• _What needs to be done_: Copy every record below, exactly as written.

• _Data_:
○ ○ ○ ○ ○

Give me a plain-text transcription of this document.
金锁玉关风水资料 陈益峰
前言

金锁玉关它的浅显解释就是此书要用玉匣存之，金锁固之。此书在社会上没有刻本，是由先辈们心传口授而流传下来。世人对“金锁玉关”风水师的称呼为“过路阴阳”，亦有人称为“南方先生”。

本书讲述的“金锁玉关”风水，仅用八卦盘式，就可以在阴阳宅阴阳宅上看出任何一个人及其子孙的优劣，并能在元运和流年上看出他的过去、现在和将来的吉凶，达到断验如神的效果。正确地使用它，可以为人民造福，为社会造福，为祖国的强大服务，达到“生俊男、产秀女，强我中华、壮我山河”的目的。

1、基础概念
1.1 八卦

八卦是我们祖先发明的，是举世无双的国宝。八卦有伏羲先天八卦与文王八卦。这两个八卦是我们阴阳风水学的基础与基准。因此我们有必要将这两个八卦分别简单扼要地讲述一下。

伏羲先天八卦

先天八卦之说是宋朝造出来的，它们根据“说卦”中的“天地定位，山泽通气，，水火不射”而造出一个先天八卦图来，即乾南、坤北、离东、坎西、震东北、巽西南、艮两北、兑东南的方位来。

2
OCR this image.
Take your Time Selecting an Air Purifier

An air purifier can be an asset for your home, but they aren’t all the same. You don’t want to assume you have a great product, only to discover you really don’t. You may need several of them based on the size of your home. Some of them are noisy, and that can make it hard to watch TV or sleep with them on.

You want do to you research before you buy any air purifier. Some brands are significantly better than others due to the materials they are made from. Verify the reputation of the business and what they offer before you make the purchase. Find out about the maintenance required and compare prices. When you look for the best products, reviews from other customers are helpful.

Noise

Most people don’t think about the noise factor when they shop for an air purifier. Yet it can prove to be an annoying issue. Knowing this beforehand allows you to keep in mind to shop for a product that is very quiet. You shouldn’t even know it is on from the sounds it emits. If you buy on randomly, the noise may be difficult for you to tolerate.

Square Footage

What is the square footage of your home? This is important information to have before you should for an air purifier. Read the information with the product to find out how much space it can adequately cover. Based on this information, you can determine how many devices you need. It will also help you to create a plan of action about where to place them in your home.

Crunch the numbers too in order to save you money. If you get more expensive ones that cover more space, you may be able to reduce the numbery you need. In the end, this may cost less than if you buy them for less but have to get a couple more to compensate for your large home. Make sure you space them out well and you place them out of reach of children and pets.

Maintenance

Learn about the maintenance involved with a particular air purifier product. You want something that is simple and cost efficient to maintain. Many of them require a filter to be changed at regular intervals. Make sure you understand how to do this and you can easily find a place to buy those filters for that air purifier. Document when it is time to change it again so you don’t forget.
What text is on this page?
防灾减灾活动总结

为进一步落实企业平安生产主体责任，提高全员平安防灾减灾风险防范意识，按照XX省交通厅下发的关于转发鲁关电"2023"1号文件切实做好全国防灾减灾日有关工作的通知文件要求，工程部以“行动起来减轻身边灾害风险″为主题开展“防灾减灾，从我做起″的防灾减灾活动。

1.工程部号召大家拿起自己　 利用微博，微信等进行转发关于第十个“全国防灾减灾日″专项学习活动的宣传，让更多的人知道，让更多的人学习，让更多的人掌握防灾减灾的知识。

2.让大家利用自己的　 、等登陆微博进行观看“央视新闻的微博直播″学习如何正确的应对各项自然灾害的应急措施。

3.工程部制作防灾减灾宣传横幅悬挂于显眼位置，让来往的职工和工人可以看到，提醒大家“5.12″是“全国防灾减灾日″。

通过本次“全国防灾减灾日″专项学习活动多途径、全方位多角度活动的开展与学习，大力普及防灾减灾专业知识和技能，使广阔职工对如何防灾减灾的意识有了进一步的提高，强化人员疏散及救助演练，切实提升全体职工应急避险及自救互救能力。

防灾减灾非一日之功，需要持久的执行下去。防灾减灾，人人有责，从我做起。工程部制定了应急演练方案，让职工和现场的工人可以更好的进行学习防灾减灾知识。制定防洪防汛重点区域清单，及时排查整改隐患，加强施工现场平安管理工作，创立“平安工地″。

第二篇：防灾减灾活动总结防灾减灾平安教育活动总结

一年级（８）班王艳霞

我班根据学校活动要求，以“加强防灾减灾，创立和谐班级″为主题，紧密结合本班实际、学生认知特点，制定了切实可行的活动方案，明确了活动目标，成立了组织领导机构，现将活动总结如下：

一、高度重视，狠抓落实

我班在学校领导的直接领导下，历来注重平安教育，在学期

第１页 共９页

○ ○ ○ ○ ○

• _Response below_:
Give me a plain-text transcription of this document.
金锁玉关风水资料 陈益峰
前言

金锁玉关它的浅显解释就是此书要用玉匣存之，金锁固之。此书在社会上没有刻本，是由先辈们心传口授而流传下来。世人对“金锁玉关”风水师的称呼为“过路阴阳”，亦有人称为“南方先生”。

本书讲述的“金锁玉关”风水，仅用八卦盘式，就可以在阴阳宅阴阳宅上看出任何一个人及其子孙的优劣，并能在元运和流年上看出他的过去、现在和将来的吉凶，达到断验如神的效果。正确地使用它，可以为人民造福，为社会造福，为祖国的强大服务，达到“生俊男、产秀女，强我中华、壮我山河”的目的。

1、基础概念
1.1 八卦

八卦是我们祖先发明的，是举世无双的国宝。八卦有伏羲先天八卦与文王八卦。这两个八卦是我们阴阳风水学的基础与基准。因此我们有必要将这两个八卦分别简单扼要地讲述一下。

伏羲先天八卦

先天八卦之说是宋朝造出来的，它们根据“说卦”中的“天地定位，山泽通气，，水火不射”而造出一个先天八卦图来，即乾南、坤北、离东、坎西、震东北、巽西南、艮两北、兑东南的方位来。

2
OCR this image.
Take your Time Selecting an Air Purifier

An air purifier can be an asset for your home, but they aren’t all the same. You don’t want to assume you have a great product, only to discover you really don’t. You may need several of them based on the size of your home. Some of them are noisy, and that can make it hard to watch TV or sleep with them on.

You want do to you research before you buy any air purifier. Some brands are significantly better than others due to the materials they are made from. Verify the reputation of the business and what they offer before you make the purchase. Find out about the maintenance required and compare prices. When you look for the best products, reviews from other customers are helpful.

Noise

Most people don’t think about the noise factor when they shop for an air purifier. Yet it can prove to be an annoying issue. Knowing this beforehand allows you to keep in mind to shop for a product that is very quiet. You shouldn’t even know it is on from the sounds it emits. If you buy on randomly, the noise may be difficult for you to tolerate.

Square Footage

What is the square footage of your home? This is important information to have before you should for an air purifier. Read the information with the product to find out how much space it can adequately cover. Based on this information, you can determine how many devices you need. It will also help you to create a plan of action about where to place them in your home.

Crunch the numbers too in order to save you money. If you get more expensive ones that cover more space, you may be able to reduce the numbery you need. In the end, this may cost less than if you buy them for less but have to get a couple more to compensate for your large home. Make sure you space them out well and you place them out of reach of children and pets.

Maintenance

Learn about the maintenance involved with a particular air purifier product. You want something that is simple and cost efficient to maintain. Many of them require a filter to be changed at regular intervals. Make sure you understand how to do this and you can easily find a place to buy those filters for that air purifier. Document when it is time to change it again so you don’t forget.
What text is on this page?
防灾减灾活动总结

为进一步落实企业平安生产主体责任，提高全员平安防灾减灾风险防范意识，按照XX省交通厅下发的关于转发鲁关电"2023"1号文件切实做好全国防灾减灾日有关工作的通知文件要求，工程部以“行动起来减轻身边灾害风险″为主题开展“防灾减灾，从我做起″的防灾减灾活动。

1.工程部号召大家拿起自己　 利用微博，微信等进行转发关于第十个“全国防灾减灾日″专项学习活动的宣传，让更多的人知道，让更多的人学习，让更多的人掌握防灾减灾的知识。

2.让大家利用自己的　 、等登陆微博进行观看“央视新闻的微博直播″学习如何正确的应对各项自然灾害的应急措施。

3.工程部制作防灾减灾宣传横幅悬挂于显眼位置，让来往的职工和工人可以看到，提醒大家“5.12″是“全国防灾减灾日″。

通过本次“全国防灾减灾日″专项学习活动多途径、全方位多角度活动的开展与学习，大力普及防灾减灾专业知识和技能，使广阔职工对如何防灾减灾的意识有了进一步的提高，强化人员疏散及救助演练，切实提升全体职工应急避险及自救互救能力。

防灾减灾非一日之功，需要持久的执行下去。防灾减灾，人人有责，从我做起。工程部制定了应急演练方案，让职工和现场的工人可以更好的进行学习防灾减灾知识。制定防洪防汛重点区域清单，及时排查整改隐患，加强施工现场平安管理工作，创立“平安工地″。

第二篇：防灾减灾活动总结防灾减灾平安教育活动总结

一年级（８）班王艳霞

我班根据学校活动要求，以“加强防灾减灾，创立和谐班级″为主题，紧密结合本班实际、学生认知特点，制定了切实可行的活动方案，明确了活动目标，成立了组织领导机构，现将活动总结如下：

一、高度重视，狠抓落实

我班在学校领导的直接领导下，历来注重平安教育，在学期

第１页 共９页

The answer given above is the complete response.